— start of Material shown —

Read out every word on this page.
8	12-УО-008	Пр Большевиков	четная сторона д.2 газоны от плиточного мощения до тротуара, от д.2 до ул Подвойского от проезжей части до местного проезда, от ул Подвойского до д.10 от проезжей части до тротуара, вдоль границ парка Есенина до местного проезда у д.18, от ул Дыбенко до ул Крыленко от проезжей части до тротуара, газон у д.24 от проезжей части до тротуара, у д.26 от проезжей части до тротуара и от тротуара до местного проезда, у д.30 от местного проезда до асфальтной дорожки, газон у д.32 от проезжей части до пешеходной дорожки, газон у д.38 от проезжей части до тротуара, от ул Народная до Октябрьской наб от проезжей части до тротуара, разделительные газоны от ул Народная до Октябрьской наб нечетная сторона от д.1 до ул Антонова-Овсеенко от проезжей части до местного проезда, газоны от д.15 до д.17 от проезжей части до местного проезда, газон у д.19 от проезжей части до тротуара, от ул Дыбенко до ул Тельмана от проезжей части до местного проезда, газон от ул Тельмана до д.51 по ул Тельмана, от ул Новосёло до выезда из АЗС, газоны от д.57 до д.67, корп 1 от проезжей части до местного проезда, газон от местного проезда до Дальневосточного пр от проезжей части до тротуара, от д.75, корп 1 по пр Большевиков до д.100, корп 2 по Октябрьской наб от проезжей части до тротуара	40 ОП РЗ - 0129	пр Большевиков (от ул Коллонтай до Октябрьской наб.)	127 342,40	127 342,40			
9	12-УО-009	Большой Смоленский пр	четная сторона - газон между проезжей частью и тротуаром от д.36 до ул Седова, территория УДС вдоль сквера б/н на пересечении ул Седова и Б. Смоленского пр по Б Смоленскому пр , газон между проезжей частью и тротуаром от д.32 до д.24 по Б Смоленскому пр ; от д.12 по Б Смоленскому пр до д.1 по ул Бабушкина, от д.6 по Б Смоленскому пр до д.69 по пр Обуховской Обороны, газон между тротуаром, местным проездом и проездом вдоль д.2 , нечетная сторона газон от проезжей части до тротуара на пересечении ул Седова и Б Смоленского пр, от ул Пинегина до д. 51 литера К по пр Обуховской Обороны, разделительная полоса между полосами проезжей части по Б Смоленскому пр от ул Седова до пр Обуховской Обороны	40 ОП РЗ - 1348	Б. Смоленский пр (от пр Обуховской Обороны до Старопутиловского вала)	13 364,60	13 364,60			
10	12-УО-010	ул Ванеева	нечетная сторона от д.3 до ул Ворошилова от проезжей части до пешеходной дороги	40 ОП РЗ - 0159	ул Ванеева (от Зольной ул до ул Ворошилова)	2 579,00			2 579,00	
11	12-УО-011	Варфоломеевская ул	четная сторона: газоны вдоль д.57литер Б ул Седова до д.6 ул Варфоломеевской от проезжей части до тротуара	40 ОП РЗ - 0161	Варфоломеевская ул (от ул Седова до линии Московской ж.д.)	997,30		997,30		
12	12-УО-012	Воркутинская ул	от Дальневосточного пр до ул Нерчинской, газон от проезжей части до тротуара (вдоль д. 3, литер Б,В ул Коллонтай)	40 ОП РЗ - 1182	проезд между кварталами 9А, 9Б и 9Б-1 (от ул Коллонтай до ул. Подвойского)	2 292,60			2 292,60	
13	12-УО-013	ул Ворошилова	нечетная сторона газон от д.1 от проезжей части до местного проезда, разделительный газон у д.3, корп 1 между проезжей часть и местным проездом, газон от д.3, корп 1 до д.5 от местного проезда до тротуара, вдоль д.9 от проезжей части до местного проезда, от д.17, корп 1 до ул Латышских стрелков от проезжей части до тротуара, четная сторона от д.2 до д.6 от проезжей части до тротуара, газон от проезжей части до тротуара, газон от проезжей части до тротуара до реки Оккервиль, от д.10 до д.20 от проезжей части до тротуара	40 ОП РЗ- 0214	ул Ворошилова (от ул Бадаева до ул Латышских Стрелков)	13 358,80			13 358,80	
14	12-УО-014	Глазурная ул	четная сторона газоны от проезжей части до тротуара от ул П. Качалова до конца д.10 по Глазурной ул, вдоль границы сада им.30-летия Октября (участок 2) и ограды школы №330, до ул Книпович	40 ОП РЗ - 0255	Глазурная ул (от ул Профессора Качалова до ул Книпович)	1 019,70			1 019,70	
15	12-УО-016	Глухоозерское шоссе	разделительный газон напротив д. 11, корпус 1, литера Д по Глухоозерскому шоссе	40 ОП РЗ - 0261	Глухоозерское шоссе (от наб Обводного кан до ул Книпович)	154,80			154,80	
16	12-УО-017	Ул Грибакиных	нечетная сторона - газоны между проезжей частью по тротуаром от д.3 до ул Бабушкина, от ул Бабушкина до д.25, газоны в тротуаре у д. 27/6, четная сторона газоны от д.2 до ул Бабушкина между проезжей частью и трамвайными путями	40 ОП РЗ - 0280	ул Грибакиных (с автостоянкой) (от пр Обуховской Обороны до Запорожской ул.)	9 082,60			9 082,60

— end of Material shown —

Set task: Write all of the records out again exactly.

Result for this task:
Read out every word on this page.
8	12-УО-008	Пр Большевиков	четная сторона д.2 газоны от плиточного мощения до тротуара, от д.2 до ул Подвойского от проезжей части до местного проезда, от ул Подвойского до д.10 от проезжей части до тротуара, вдоль границ парка Есенина до местного проезда у д.18, от ул Дыбенко до ул Крыленко от проезжей части до тротуара, газон у д.24 от проезжей части до тротуара, у д.26 от проезжей части до тротуара и от тротуара до местного проезда, у д.30 от местного проезда до асфальтной дорожки, газон у д.32 от проезжей части до пешеходной дорожки, газон у д.38 от проезжей части до тротуара, от ул Народная до Октябрьской наб от проезжей части до тротуара, разделительные газоны от ул Народная до Октябрьской наб нечетная сторона от д.1 до ул Антонова-Овсеенко от проезжей части до местного проезда, газоны от д.15 до д.17 от проезжей части до местного проезда, газон у д.19 от проезжей части до тротуара, от ул Дыбенко до ул Тельмана от проезжей части до местного проезда, газон от ул Тельмана до д.51 по ул Тельмана, от ул Новосёло до выезда из АЗС, газоны от д.57 до д.67, корп 1 от проезжей части до местного проезда, газон от местного проезда до Дальневосточного пр от проезжей части до тротуара, от д.75, корп 1 по пр Большевиков до д.100, корп 2 по Октябрьской наб от проезжей части до тротуара	40 ОП РЗ - 0129	пр Большевиков (от ул Коллонтай до Октябрьской наб.)	127 342,40	127 342,40			
9	12-УО-009	Большой Смоленский пр	четная сторона - газон между проезжей частью и тротуаром от д.36 до ул Седова, территория УДС вдоль сквера б/н на пересечении ул Седова и Б. Смоленского пр по Б Смоленскому пр , газон между проезжей частью и тротуаром от д.32 до д.24 по Б Смоленскому пр ; от д.12 по Б Смоленскому пр до д.1 по ул Бабушкина, от д.6 по Б Смоленскому пр до д.69 по пр Обуховской Обороны, газон между тротуаром, местным проездом и проездом вдоль д.2 , нечетная сторона газон от проезжей части до тротуара на пересечении ул Седова и Б Смоленского пр, от ул Пинегина до д. 51 литера К по пр Обуховской Обороны, разделительная полоса между полосами проезжей части по Б Смоленскому пр от ул Седова до пр Обуховской Обороны	40 ОП РЗ - 1348	Б. Смоленский пр (от пр Обуховской Обороны до Старопутиловского вала)	13 364,60	13 364,60			
10	12-УО-010	ул Ванеева	нечетная сторона от д.3 до ул Ворошилова от проезжей части до пешеходной дороги	40 ОП РЗ - 0159	ул Ванеева (от Зольной ул до ул Ворошилова)	2 579,00			2 579,00	
11	12-УО-011	Варфоломеевская ул	четная сторона: газоны вдоль д.57литер Б ул Седова до д.6 ул Варфоломеевской от проезжей части до тротуара	40 ОП РЗ - 0161	Варфоломеевская ул (от ул Седова до линии Московской ж.д.)	997,30		997,30		
12	12-УО-012	Воркутинская ул	от Дальневосточного пр до ул Нерчинской, газон от проезжей части до тротуара (вдоль д. 3, литер Б,В ул Коллонтай)	40 ОП РЗ - 1182	проезд между кварталами 9А, 9Б и 9Б-1 (от ул Коллонтай до ул. Подвойского)	2 292,60			2 292,60	
13	12-УО-013	ул Ворошилова	нечетная сторона газон от д.1 от проезжей части до местного проезда, разделительный газон у д.3, корп 1 между проезжей часть и местным проездом, газон от д.3, корп 1 до д.5 от местного проезда до тротуара, вдоль д.9 от проезжей части до местного проезда, от д.17, корп 1 до ул Латышских стрелков от проезжей части до тротуара, четная сторона от д.2 до д.6 от проезжей части до тротуара, газон от проезжей части до тротуара, газон от проезжей части до тротуара до реки Оккервиль, от д.10 до д.20 от проезжей части до тротуара	40 ОП РЗ- 0214	ул Ворошилова (от ул Бадаева до ул Латышских Стрелков)	13 358,80			13 358,80	
14	12-УО-014	Глазурная ул	четная сторона газоны от проезжей части до тротуара от ул П. Качалова до конца д.10 по Глазурной ул, вдоль границы сада им.30-летия Октября (участок 2) и ограды школы №330, до ул Книпович	40 ОП РЗ - 0255	Глазурная ул (от ул Профессора Качалова до ул Книпович)	1 019,70			1 019,70	
15	12-УО-016	Глухоозерское шоссе	разделительный газон напротив д. 11, корпус 1, литера Д по Глухоозерскому шоссе	40 ОП РЗ - 0261	Глухоозерское шоссе (от наб Обводного кан до ул Книпович)	154,80			154,80	
16	12-УО-017	Ул Грибакиных	нечетная сторона - газоны между проезжей частью по тротуаром от д.3 до ул Бабушкина, от ул Бабушкина до д.25, газоны в тротуаре у д. 27/6, четная сторона газоны от д.2 до ул Бабушкина между проезжей частью и трамвайными путями	40 ОП РЗ - 0280	ул Грибакиных (с автостоянкой) (от пр Обуховской Обороны до Запорожской ул.)	9 082,60			9 082,60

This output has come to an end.